> WORK REQUIRED
In the records below, find the lines that include "reverse" and copy each.

> MATERIAL FOR THIS TASK
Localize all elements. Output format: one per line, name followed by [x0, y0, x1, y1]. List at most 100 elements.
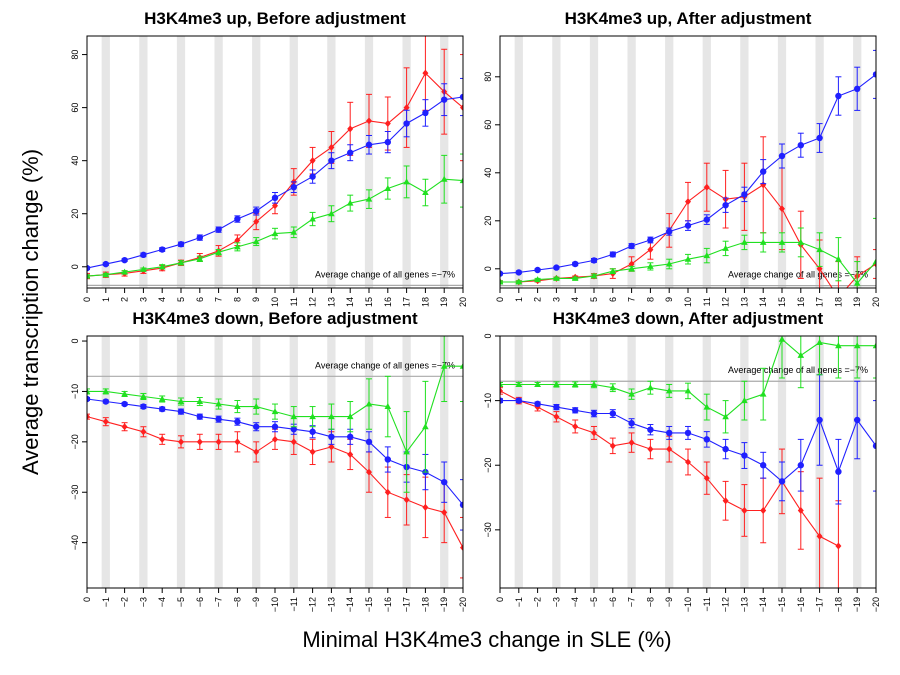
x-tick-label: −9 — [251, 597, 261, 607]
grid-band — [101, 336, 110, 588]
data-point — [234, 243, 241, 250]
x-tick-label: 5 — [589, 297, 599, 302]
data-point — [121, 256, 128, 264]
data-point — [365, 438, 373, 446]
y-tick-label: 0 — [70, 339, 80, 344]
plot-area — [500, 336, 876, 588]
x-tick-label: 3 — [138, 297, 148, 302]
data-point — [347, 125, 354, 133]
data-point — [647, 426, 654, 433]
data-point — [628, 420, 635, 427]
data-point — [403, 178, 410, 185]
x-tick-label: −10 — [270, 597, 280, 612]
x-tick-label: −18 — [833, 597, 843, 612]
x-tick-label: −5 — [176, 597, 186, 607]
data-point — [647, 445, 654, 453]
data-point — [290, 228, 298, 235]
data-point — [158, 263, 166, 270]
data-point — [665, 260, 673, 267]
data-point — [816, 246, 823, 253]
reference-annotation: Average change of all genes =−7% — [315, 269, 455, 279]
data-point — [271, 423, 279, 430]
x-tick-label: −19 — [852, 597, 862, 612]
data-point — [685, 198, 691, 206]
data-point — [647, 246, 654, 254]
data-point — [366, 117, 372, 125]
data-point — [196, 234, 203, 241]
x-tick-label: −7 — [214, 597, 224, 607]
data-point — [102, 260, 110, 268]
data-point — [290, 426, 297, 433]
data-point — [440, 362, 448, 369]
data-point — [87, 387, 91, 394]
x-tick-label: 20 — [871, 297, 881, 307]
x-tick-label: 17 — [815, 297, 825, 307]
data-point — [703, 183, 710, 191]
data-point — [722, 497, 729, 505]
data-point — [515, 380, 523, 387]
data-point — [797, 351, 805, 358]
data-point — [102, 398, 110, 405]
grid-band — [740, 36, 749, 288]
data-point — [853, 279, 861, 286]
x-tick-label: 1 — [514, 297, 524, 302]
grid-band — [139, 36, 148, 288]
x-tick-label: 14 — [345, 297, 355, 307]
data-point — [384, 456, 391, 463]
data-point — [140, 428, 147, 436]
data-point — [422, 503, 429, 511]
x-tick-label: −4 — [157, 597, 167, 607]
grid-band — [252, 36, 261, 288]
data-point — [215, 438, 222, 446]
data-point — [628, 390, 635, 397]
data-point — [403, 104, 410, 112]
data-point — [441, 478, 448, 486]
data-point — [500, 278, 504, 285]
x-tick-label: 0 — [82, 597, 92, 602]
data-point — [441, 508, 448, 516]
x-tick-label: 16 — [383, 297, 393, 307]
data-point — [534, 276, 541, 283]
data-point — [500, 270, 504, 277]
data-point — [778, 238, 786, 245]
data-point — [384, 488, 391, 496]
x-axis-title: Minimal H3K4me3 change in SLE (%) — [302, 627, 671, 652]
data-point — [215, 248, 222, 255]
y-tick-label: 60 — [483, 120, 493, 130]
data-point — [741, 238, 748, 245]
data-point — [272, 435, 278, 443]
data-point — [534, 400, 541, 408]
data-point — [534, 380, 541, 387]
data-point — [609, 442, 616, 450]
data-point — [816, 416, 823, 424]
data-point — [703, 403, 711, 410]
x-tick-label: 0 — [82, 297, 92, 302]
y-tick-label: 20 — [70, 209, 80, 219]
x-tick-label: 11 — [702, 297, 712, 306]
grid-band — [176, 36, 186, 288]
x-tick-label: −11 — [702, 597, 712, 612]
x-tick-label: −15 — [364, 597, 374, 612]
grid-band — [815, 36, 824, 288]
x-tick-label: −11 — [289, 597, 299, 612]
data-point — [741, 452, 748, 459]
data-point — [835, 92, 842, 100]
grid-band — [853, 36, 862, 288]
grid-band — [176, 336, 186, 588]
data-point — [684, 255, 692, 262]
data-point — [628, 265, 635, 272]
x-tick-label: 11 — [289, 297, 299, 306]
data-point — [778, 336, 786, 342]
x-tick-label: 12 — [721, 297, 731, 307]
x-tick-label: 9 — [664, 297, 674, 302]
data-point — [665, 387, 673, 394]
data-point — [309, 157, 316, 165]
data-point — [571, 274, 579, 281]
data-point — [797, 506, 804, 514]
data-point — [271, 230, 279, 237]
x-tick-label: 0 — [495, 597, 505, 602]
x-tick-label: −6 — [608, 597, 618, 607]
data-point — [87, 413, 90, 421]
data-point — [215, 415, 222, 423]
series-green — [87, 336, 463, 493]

...

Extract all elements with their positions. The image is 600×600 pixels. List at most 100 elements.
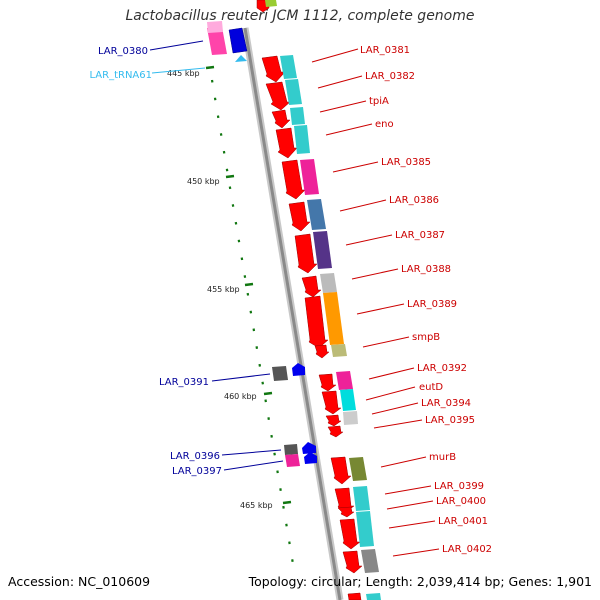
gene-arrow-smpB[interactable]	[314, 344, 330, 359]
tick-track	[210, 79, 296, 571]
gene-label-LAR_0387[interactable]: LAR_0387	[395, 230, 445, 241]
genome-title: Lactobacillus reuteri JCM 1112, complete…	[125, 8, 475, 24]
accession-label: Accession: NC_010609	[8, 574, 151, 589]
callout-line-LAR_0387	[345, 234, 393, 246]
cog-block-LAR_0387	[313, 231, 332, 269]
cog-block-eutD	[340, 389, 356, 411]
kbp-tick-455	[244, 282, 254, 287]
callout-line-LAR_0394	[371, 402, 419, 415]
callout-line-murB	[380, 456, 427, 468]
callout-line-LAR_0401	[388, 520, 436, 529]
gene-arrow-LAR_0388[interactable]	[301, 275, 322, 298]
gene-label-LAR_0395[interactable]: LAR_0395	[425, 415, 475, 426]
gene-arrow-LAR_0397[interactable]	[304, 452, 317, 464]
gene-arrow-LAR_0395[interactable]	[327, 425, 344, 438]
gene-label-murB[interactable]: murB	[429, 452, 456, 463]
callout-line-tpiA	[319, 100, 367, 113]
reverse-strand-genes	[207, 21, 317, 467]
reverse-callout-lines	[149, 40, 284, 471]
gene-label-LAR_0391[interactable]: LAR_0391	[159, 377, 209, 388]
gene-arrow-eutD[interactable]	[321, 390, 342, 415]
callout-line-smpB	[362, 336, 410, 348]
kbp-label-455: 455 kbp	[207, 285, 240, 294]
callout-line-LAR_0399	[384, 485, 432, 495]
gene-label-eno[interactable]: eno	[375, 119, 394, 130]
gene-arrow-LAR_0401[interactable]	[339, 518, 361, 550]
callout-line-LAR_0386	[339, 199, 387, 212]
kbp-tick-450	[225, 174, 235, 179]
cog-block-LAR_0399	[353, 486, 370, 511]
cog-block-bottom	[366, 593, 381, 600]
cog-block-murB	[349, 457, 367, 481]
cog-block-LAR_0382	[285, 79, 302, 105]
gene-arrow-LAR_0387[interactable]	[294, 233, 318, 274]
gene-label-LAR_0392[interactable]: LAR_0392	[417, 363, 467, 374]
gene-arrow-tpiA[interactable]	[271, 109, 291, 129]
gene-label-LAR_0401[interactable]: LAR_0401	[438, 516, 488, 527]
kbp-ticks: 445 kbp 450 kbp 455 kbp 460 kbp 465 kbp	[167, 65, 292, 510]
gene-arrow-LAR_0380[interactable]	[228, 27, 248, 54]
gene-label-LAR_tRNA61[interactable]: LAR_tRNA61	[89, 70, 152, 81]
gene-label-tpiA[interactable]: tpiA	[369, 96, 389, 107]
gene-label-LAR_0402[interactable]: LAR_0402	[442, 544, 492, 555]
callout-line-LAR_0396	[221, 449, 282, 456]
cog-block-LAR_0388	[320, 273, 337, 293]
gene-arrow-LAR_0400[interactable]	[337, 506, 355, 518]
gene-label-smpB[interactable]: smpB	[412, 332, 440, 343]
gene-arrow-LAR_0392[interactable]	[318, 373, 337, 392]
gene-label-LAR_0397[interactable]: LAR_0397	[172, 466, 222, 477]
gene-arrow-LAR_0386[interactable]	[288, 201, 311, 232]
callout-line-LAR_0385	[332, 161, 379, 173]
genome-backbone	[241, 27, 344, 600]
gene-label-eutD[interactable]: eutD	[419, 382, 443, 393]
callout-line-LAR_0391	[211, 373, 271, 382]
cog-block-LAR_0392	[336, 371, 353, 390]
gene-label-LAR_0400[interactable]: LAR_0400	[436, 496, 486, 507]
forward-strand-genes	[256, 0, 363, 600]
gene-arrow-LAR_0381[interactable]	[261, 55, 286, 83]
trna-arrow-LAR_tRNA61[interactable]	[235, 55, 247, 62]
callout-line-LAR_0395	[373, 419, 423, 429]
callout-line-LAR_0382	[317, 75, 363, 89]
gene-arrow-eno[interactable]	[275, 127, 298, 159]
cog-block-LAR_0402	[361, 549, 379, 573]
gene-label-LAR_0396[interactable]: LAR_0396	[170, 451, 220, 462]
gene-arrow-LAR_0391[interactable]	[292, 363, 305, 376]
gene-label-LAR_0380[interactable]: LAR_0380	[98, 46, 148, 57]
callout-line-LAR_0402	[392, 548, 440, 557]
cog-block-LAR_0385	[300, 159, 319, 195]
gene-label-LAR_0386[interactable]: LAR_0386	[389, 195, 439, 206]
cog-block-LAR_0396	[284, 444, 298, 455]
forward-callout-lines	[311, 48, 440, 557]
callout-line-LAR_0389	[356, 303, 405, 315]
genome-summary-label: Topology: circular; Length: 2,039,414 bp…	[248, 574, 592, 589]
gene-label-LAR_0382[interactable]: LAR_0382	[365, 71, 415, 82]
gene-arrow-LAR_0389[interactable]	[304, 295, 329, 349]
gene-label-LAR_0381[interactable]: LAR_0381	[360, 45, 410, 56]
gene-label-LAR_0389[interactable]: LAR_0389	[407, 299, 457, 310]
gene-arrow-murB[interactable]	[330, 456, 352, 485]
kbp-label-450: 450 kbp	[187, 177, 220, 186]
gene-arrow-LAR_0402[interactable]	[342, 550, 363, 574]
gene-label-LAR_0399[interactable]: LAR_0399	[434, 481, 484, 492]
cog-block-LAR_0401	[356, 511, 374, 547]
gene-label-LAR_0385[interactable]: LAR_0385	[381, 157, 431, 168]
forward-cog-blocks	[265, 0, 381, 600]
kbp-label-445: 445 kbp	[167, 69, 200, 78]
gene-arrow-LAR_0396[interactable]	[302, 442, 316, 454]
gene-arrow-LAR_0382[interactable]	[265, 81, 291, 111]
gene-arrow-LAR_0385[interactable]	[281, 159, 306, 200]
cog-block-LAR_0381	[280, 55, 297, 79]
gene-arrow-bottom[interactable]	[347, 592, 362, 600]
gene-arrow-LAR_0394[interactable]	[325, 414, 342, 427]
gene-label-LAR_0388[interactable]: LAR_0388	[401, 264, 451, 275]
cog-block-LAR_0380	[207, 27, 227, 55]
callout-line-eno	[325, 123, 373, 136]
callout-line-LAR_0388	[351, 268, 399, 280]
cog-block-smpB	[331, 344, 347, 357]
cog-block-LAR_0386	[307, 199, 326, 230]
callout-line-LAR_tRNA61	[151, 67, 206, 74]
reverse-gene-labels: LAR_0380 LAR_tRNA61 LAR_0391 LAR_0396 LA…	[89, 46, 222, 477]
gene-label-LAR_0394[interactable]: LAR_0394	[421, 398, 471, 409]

* * *

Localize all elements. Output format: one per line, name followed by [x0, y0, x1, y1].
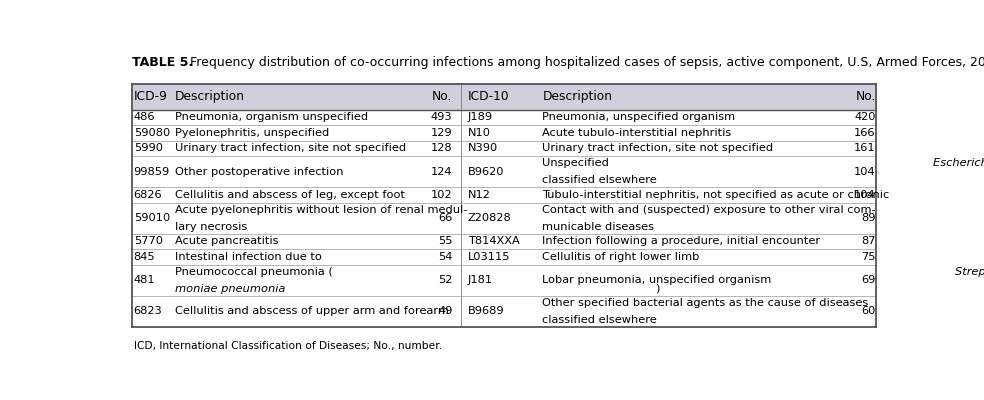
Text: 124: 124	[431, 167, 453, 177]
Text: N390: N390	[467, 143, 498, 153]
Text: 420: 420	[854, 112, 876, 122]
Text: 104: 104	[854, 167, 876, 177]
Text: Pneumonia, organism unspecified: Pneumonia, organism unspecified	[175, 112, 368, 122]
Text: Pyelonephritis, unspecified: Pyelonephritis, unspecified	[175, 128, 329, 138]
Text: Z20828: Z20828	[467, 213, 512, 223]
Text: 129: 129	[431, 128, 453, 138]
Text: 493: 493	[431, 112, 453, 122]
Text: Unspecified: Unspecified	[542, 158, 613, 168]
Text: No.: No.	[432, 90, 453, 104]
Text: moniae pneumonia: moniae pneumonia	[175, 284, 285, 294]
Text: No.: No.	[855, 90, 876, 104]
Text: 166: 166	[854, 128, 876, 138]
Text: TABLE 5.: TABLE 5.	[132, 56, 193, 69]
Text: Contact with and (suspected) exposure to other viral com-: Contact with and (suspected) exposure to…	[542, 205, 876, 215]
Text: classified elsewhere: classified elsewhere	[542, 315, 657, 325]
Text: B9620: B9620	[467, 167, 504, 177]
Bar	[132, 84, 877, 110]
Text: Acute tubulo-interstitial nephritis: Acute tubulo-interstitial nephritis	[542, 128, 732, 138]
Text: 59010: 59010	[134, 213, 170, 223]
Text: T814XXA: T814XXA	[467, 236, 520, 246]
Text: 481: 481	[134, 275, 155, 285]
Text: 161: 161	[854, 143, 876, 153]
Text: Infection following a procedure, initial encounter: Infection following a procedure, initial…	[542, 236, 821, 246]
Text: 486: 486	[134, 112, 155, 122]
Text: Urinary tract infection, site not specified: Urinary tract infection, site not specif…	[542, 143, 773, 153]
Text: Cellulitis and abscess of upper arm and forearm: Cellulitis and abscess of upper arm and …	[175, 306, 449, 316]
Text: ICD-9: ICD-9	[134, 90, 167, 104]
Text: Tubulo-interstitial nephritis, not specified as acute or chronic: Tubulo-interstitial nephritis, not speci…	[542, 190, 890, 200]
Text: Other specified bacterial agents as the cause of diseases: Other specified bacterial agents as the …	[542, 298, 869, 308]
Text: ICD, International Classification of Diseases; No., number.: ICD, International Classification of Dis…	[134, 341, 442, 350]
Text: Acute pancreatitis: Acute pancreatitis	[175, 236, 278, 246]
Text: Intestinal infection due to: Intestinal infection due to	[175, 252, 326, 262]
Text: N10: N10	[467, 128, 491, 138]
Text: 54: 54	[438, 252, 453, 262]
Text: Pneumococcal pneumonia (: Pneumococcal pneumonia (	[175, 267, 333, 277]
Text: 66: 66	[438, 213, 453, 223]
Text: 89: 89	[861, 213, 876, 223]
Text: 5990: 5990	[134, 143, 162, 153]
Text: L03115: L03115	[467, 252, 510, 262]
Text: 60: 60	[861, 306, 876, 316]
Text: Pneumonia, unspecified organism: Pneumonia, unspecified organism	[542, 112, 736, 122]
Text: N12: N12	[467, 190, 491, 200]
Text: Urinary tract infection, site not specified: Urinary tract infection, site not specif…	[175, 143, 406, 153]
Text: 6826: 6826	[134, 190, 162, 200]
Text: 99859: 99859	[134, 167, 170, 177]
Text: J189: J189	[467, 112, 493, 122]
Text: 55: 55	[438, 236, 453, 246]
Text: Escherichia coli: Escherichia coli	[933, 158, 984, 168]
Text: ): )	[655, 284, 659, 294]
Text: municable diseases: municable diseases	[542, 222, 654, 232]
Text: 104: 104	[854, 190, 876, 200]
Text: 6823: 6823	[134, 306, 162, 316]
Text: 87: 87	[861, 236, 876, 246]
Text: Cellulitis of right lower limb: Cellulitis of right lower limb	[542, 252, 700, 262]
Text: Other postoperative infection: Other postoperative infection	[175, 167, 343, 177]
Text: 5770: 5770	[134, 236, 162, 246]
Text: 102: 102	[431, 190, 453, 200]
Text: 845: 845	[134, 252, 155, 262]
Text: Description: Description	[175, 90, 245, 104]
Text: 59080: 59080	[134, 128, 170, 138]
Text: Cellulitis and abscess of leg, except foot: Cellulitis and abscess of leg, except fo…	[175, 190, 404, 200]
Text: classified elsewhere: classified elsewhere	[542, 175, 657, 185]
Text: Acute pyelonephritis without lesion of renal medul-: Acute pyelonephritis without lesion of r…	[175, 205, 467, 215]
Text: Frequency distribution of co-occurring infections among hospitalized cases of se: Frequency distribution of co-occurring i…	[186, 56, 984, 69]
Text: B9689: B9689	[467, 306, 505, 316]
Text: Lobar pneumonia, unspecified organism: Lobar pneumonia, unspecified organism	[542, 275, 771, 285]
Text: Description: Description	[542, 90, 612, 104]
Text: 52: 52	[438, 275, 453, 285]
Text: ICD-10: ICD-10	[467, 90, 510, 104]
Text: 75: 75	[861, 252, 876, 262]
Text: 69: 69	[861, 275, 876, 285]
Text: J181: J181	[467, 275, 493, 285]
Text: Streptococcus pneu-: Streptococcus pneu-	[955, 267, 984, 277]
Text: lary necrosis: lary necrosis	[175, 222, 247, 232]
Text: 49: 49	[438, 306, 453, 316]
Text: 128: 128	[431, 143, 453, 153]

> SOLUTION TO THIS EXERCISE
reverse-strand-genes	[207, 21, 317, 467]
reverse-callout-lines	[149, 40, 284, 471]
reverse-gene-labels: LAR_0380 LAR_tRNA61 LAR_0391 LAR_0396 LA…	[89, 46, 222, 477]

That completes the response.